What is expected.
Find the lines containing the word "that" and copy every one of them.

Items.
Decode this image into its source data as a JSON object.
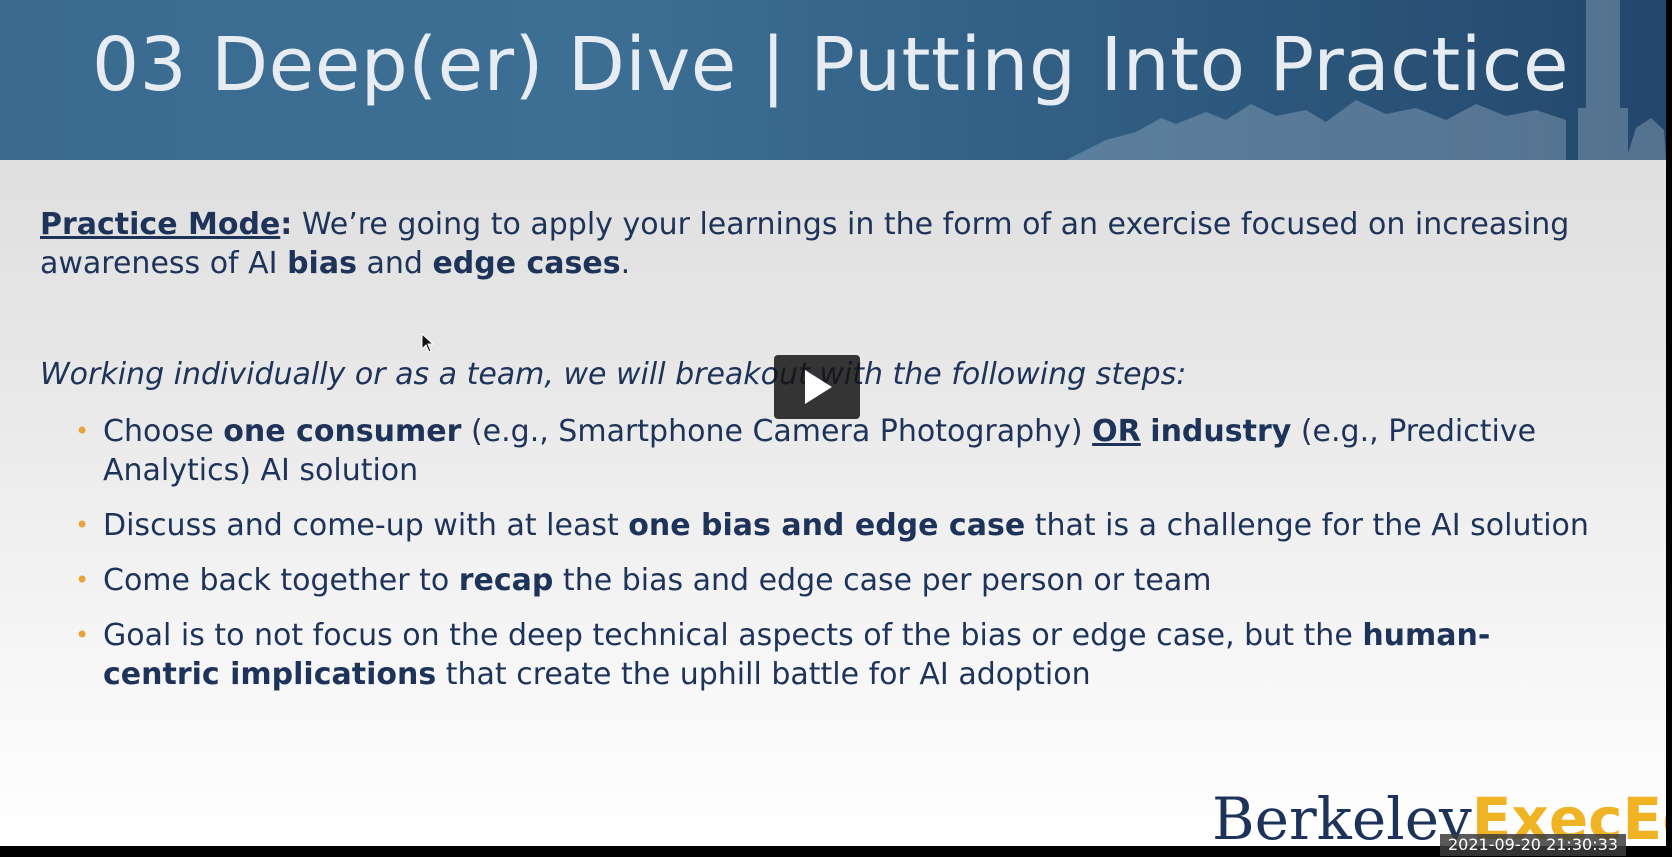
{
  "slide": {
    "title": "03 Deep(er) Dive | Putting Into Practice",
    "intro": {
      "lead": "Practice Mode",
      "lead_colon": ":",
      "text_1": " We’re going to apply your learnings in the form of an exercise focused on increasing awareness of AI ",
      "bold_1": "bias",
      "text_2": " and ",
      "bold_2": "edge cases",
      "text_3": "."
    },
    "steps_intro": "Working individually or as a team, we will breakout with the following steps:",
    "bullets": [
      {
        "t1": "Choose ",
        "b1": "one consumer",
        "t2": " (e.g., Smartphone Camera Photography) ",
        "u1": "OR",
        "t3": " ",
        "b2": "industry",
        "t4": " (e.g., Predictive Analytics) AI solution"
      },
      {
        "t1": "Discuss and come-up with at least ",
        "b1": "one bias and edge case",
        "t2": " that is a challenge for the AI solution"
      },
      {
        "t1": "Come back together to ",
        "b1": "recap",
        "t2": " the bias and edge case per person or team"
      },
      {
        "t1": "Goal is to not focus on the deep technical aspects of the bias or edge case, but the ",
        "b1": "human-centric implications",
        "t2": " that create the uphill battle for AI adoption"
      }
    ],
    "bullet_glyph": "•",
    "logo": {
      "part1": "Berkeley",
      "part2": "ExecEd"
    }
  },
  "player": {
    "play_icon": "play-icon",
    "timestamp": "2021-09-20 21:30:33"
  },
  "colors": {
    "header_blue": "#3d6f95",
    "text_navy": "#1e3359",
    "bullet_orange": "#e8a33d",
    "logo_gold": "#f0b323"
  }
}
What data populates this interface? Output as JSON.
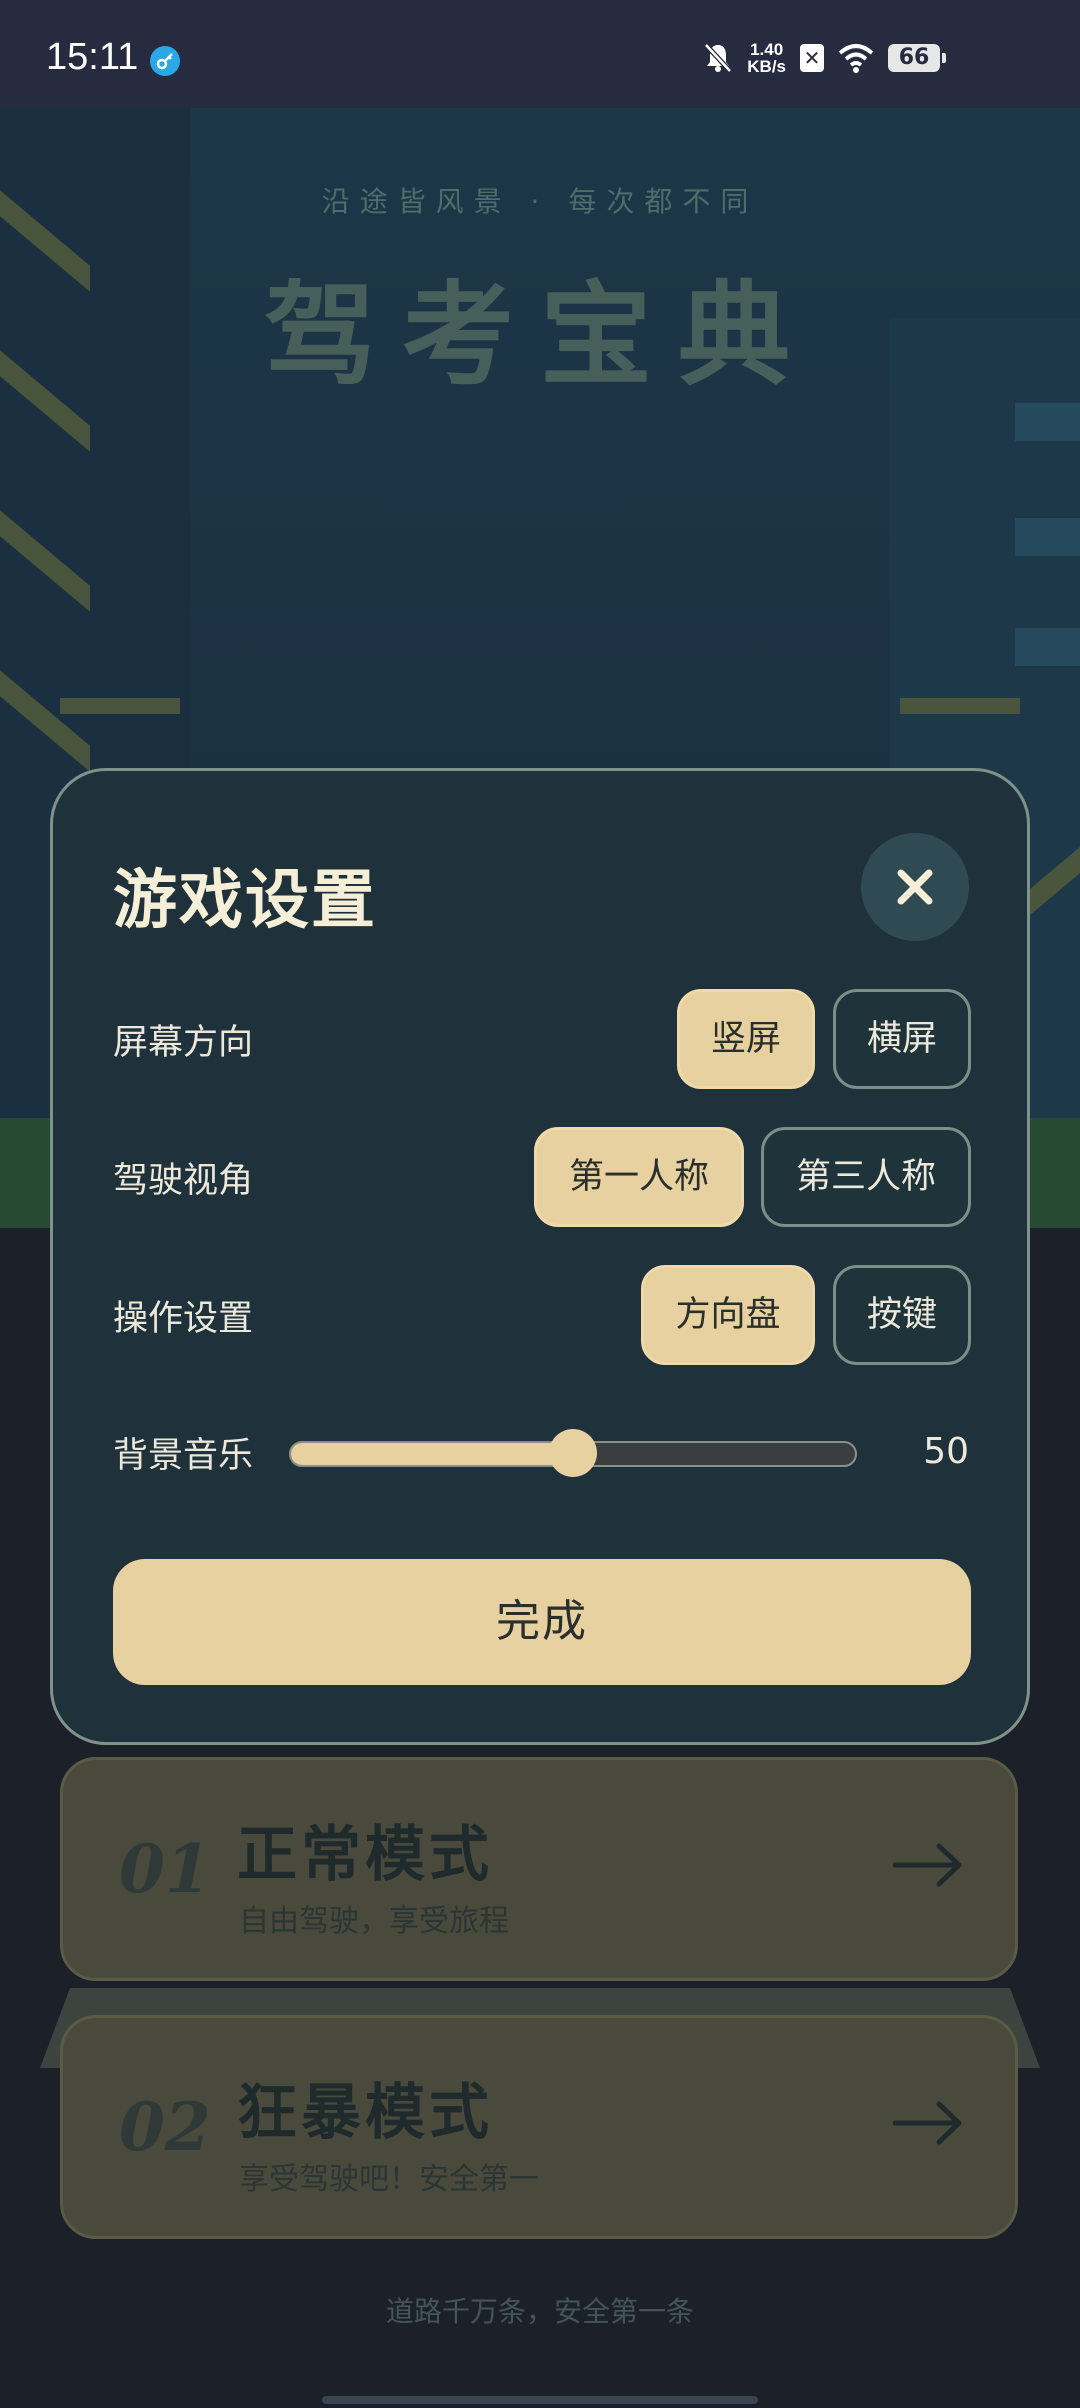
{
  "status_bar": {
    "time": "15:11",
    "net_speed_value": "1.40",
    "net_speed_unit": "KB/s",
    "battery": "66"
  },
  "hero": {
    "tagline": "沿途皆风景 · 每次都不同",
    "title": "驾考宝典"
  },
  "modes": [
    {
      "number": "01",
      "title": "正常模式",
      "subtitle": "自由驾驶，享受旅程"
    },
    {
      "number": "02",
      "title": "狂暴模式",
      "subtitle": "享受驾驶吧！安全第一"
    }
  ],
  "footer": "道路千万条，安全第一条",
  "settings": {
    "title": "游戏设置",
    "orientation": {
      "label": "屏幕方向",
      "options": [
        "竖屏",
        "横屏"
      ],
      "selected": "竖屏"
    },
    "camera": {
      "label": "驾驶视角",
      "options": [
        "第一人称",
        "第三人称"
      ],
      "selected": "第一人称"
    },
    "controls": {
      "label": "操作设置",
      "options": [
        "方向盘",
        "按键"
      ],
      "selected": "方向盘"
    },
    "music": {
      "label": "背景音乐",
      "value": 50,
      "max": 100
    },
    "done_label": "完成"
  },
  "colors": {
    "accent": "#e8d1a1",
    "modal_bg": "#1f313a",
    "status_bar": "#262b40"
  }
}
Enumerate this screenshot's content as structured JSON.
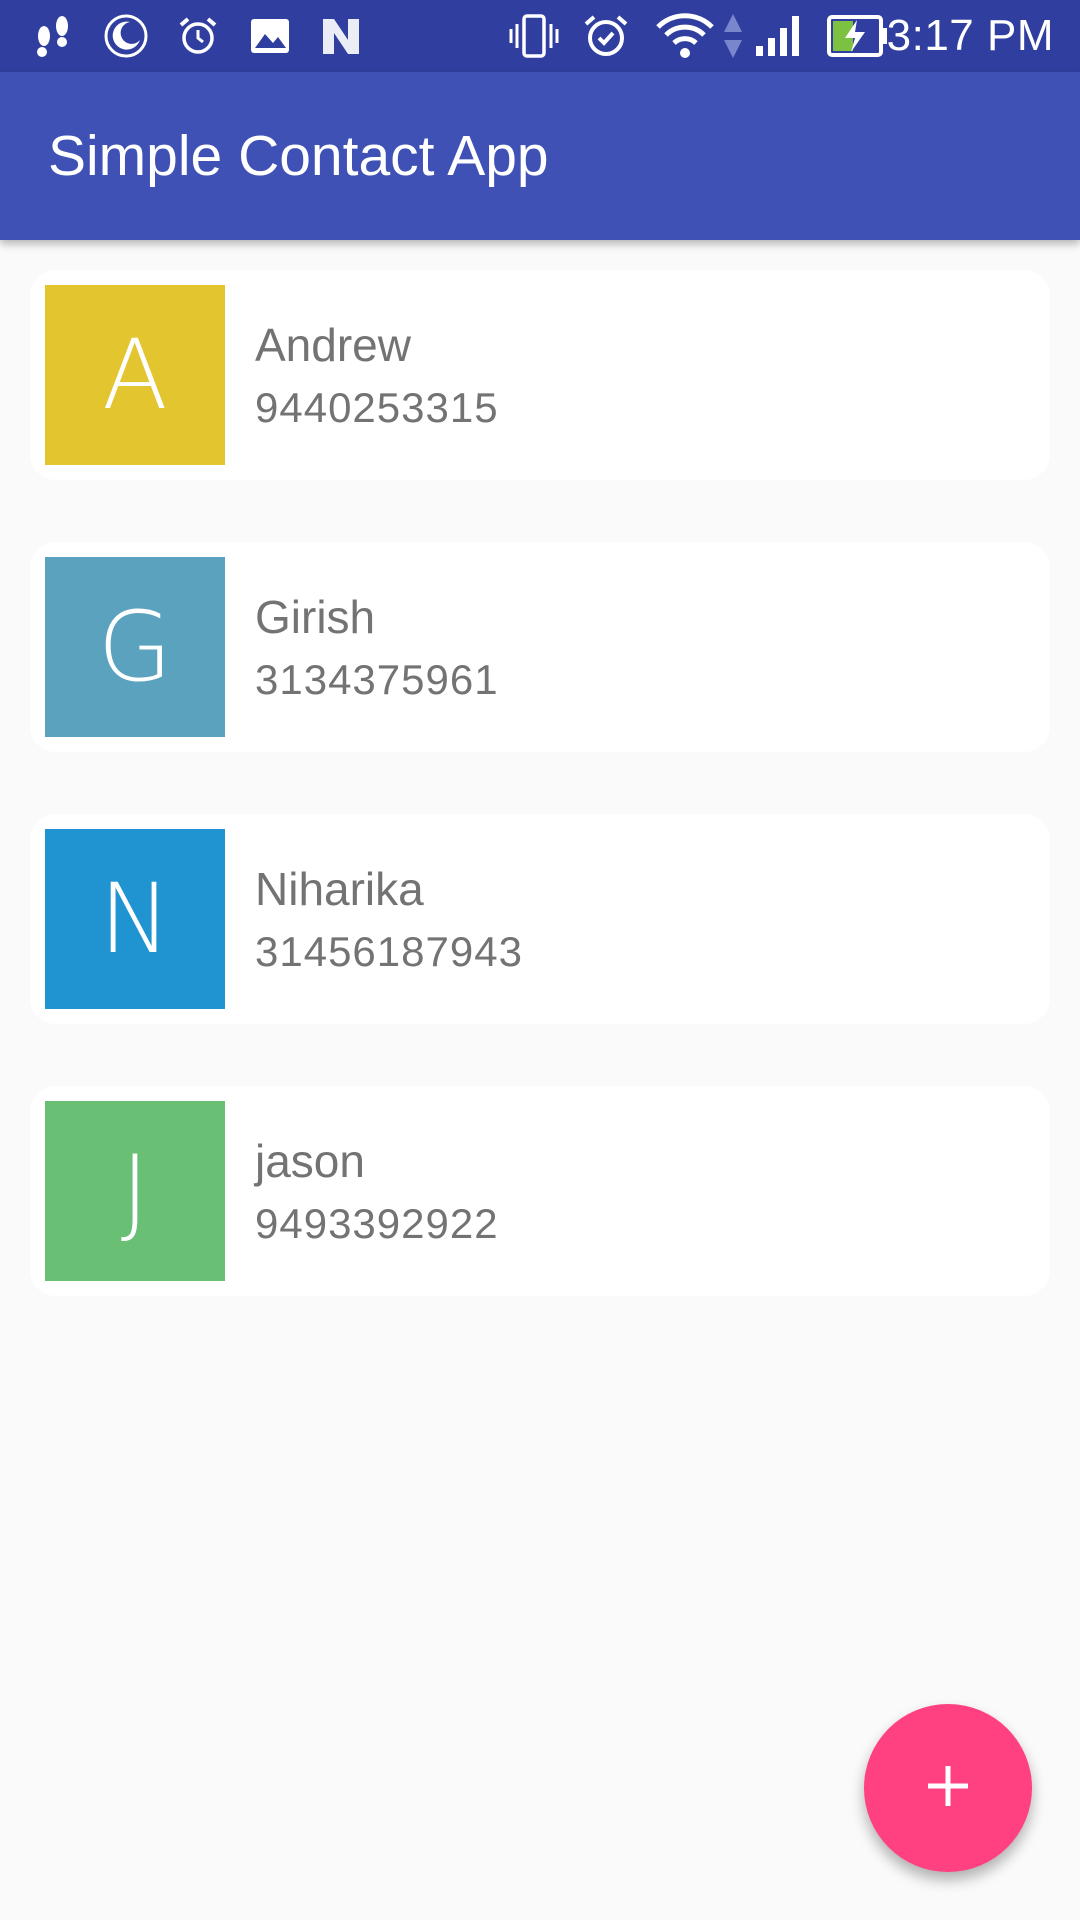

Result for this exercise.
        "t2": " that is a challenge for the AI solution"
        "t2": " that create the uphill battle for AI adoption"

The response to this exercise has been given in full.